Problem statement
Extract from the listing each line in which the word "icon" appears.
START
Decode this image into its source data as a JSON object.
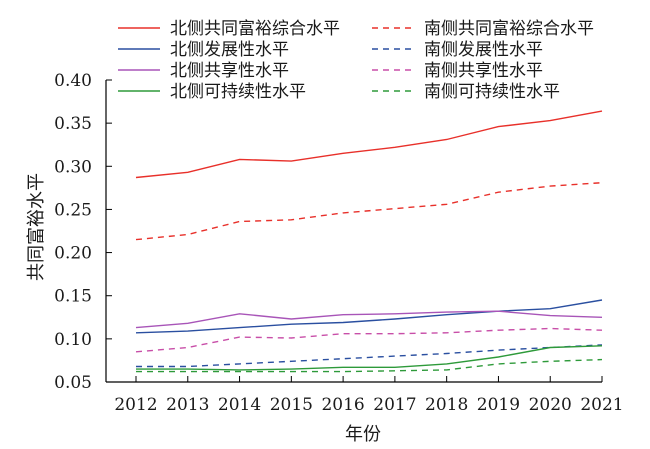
{
  "chart_data": {
    "type": "line",
    "title": "",
    "xlabel": "年份",
    "ylabel": "共同富裕水平",
    "ylim": [
      0.05,
      0.4
    ],
    "yticks": [
      "0.05",
      "0.10",
      "0.15",
      "0.20",
      "0.25",
      "0.30",
      "0.35",
      "0.40"
    ],
    "x": [
      "2012",
      "2013",
      "2014",
      "2015",
      "2016",
      "2017",
      "2018",
      "2019",
      "2020",
      "2021"
    ],
    "grid": false,
    "legend_position": "top",
    "series": [
      {
        "name": "北侧共同富裕综合水平",
        "color": "#e8302a",
        "dash": "solid",
        "values": [
          0.287,
          0.293,
          0.308,
          0.306,
          0.315,
          0.322,
          0.331,
          0.346,
          0.353,
          0.364
        ]
      },
      {
        "name": "南侧共同富裕综合水平",
        "color": "#e8302a",
        "dash": "dashed",
        "values": [
          0.215,
          0.221,
          0.236,
          0.238,
          0.246,
          0.251,
          0.256,
          0.27,
          0.277,
          0.281
        ]
      },
      {
        "name": "北侧发展性水平",
        "color": "#2a4fa0",
        "dash": "solid",
        "values": [
          0.107,
          0.109,
          0.113,
          0.117,
          0.119,
          0.123,
          0.128,
          0.132,
          0.135,
          0.145
        ]
      },
      {
        "name": "南侧发展性水平",
        "color": "#2a4fa0",
        "dash": "dashed",
        "values": [
          0.068,
          0.068,
          0.071,
          0.074,
          0.077,
          0.08,
          0.083,
          0.087,
          0.09,
          0.093
        ]
      },
      {
        "name": "北侧共享性水平",
        "color": "#a855b8",
        "dash": "solid",
        "values": [
          0.113,
          0.118,
          0.129,
          0.123,
          0.128,
          0.129,
          0.131,
          0.132,
          0.127,
          0.125
        ]
      },
      {
        "name": "南侧共享性水平",
        "color": "#c84ea8",
        "dash": "dashed",
        "values": [
          0.085,
          0.09,
          0.102,
          0.101,
          0.106,
          0.106,
          0.107,
          0.11,
          0.112,
          0.11
        ]
      },
      {
        "name": "北侧可持续性水平",
        "color": "#2e9a3a",
        "dash": "solid",
        "values": [
          0.065,
          0.065,
          0.064,
          0.065,
          0.067,
          0.067,
          0.071,
          0.079,
          0.09,
          0.092
        ]
      },
      {
        "name": "南侧可持续性水平",
        "color": "#2e9a3a",
        "dash": "dashed",
        "values": [
          0.062,
          0.062,
          0.062,
          0.062,
          0.062,
          0.063,
          0.064,
          0.071,
          0.074,
          0.076
        ]
      }
    ]
  }
}
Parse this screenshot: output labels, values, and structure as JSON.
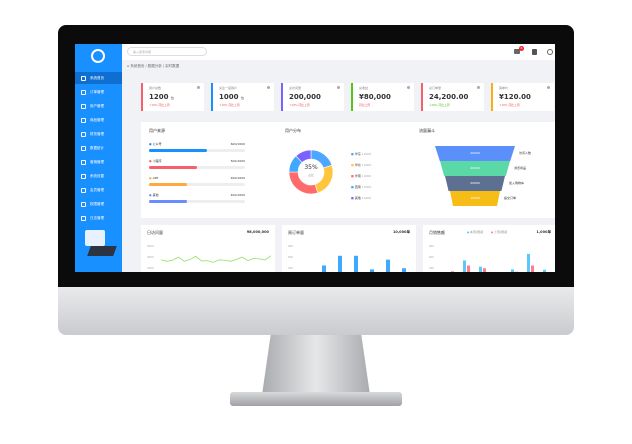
{
  "sidebar": {
    "items": [
      {
        "label": "系统首页",
        "icon": "home-icon"
      },
      {
        "label": "订单管理",
        "icon": "file-icon"
      },
      {
        "label": "用户管理",
        "icon": "user-icon"
      },
      {
        "label": "商品管理",
        "icon": "box-icon"
      },
      {
        "label": "财务管理",
        "icon": "wallet-icon"
      },
      {
        "label": "数据统计",
        "icon": "chart-icon"
      },
      {
        "label": "营销管理",
        "icon": "badge-icon"
      },
      {
        "label": "系统设置",
        "icon": "gear-icon"
      },
      {
        "label": "会员管理",
        "icon": "member-icon"
      },
      {
        "label": "权限管理",
        "icon": "lock-icon"
      },
      {
        "label": "日志管理",
        "icon": "monitor-icon"
      }
    ]
  },
  "header": {
    "search_placeholder": "输入搜索内容",
    "notification_count": "6"
  },
  "breadcrumb": [
    "系统首页",
    "数据分析",
    "实时数据"
  ],
  "cards": [
    {
      "title": "用户总数",
      "value": "1200",
      "unit": "位",
      "change": "↑10% 同比上周",
      "color": "#f5606a"
    },
    {
      "title": "关注一度用户",
      "value": "1000",
      "unit": "位",
      "change": "↑10% 同比上周",
      "color": "#1890ff"
    },
    {
      "title": "总访问量",
      "value": "200,000",
      "unit": "",
      "change": "↑10% 同比上周",
      "color": "#7b61ff"
    },
    {
      "title": "总收益",
      "value": "¥80,000",
      "unit": "",
      "change": "同比上周",
      "color": "#52c41a"
    },
    {
      "title": "总订单量",
      "value": "24,200.00",
      "unit": "",
      "change": "↓20% 同比上周",
      "color": "#f5606a"
    },
    {
      "title": "客单价",
      "value": "¥120.00",
      "unit": "",
      "change": "↑10% 同比上周",
      "color": "#faad14"
    }
  ],
  "progress": {
    "title": "用户来源",
    "items": [
      {
        "label": "公众号",
        "value": "600/1000",
        "pct": 60,
        "color": "#1890ff"
      },
      {
        "label": "小程序",
        "value": "500/1000",
        "pct": 50,
        "color": "#f5606a"
      },
      {
        "label": "APP",
        "value": "400/1000",
        "pct": 40,
        "color": "#ffa940"
      },
      {
        "label": "其他",
        "value": "400/1000",
        "pct": 40,
        "color": "#6b8cff"
      }
    ]
  },
  "donut": {
    "title": "用户分布",
    "center_value": "35%",
    "center_label": "占比",
    "legend": [
      {
        "label": "华东",
        "value": "10000",
        "color": "#4da6ff"
      },
      {
        "label": "华北",
        "value": "10000",
        "color": "#ffc53d"
      },
      {
        "label": "华南",
        "value": "10000",
        "color": "#ff6b6b"
      },
      {
        "label": "西南",
        "value": "10000",
        "color": "#40a9ff"
      },
      {
        "label": "其他",
        "value": "10000",
        "color": "#7b61ff"
      }
    ]
  },
  "funnel": {
    "title": "流量漏斗",
    "stages": [
      {
        "value": "20000",
        "label": "访问人数",
        "color": "#5b8ff9"
      },
      {
        "value": "20000",
        "label": "浏览商品",
        "color": "#5ad8a6"
      },
      {
        "value": "20000",
        "label": "加入购物车",
        "color": "#5d7092"
      },
      {
        "value": "10000",
        "label": "提交订单",
        "color": "#f6bd16"
      }
    ]
  },
  "chart_data": [
    {
      "type": "line",
      "title": "日访问量",
      "total": "¥8,000,000",
      "y_ticks": [
        "5000",
        "4000",
        "3000"
      ],
      "values": [
        3300,
        3100,
        3250,
        3700,
        3100,
        3350,
        3800,
        3150,
        3200,
        2950,
        3300,
        3250,
        3100,
        3350,
        3700,
        3200,
        3500,
        3450,
        3300,
        3900
      ],
      "color": "#95de64"
    },
    {
      "type": "bar",
      "title": "周订单量",
      "total": "10,000单",
      "y_ticks": [
        "900",
        "600",
        "300"
      ],
      "values": [
        250,
        450,
        700,
        700,
        350,
        600,
        380
      ],
      "color": "#40a9ff"
    },
    {
      "type": "bar",
      "title": "月销售额",
      "total": "1,000单",
      "legend": [
        "本月销售额",
        "上月销售额"
      ],
      "y_ticks": [
        "900",
        "600",
        "300"
      ],
      "series": [
        {
          "name": "本月销售额",
          "values": [
            0,
            580,
            420,
            0,
            350,
            750,
            340
          ],
          "color": "#5ac8fa"
        },
        {
          "name": "上月销售额",
          "values": [
            300,
            450,
            380,
            220,
            290,
            450,
            80
          ],
          "color": "#ff7a8a"
        }
      ]
    }
  ]
}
END
Exercise answer
        "icon": "home-icon"
        "icon": "file-icon"
        "icon": "user-icon"
        "icon": "box-icon"
        "icon": "wallet-icon"
        "icon": "chart-icon"
        "icon": "badge-icon"
        "icon": "gear-icon"
        "icon": "member-icon"
        "icon": "lock-icon"
        "icon": "monitor-icon"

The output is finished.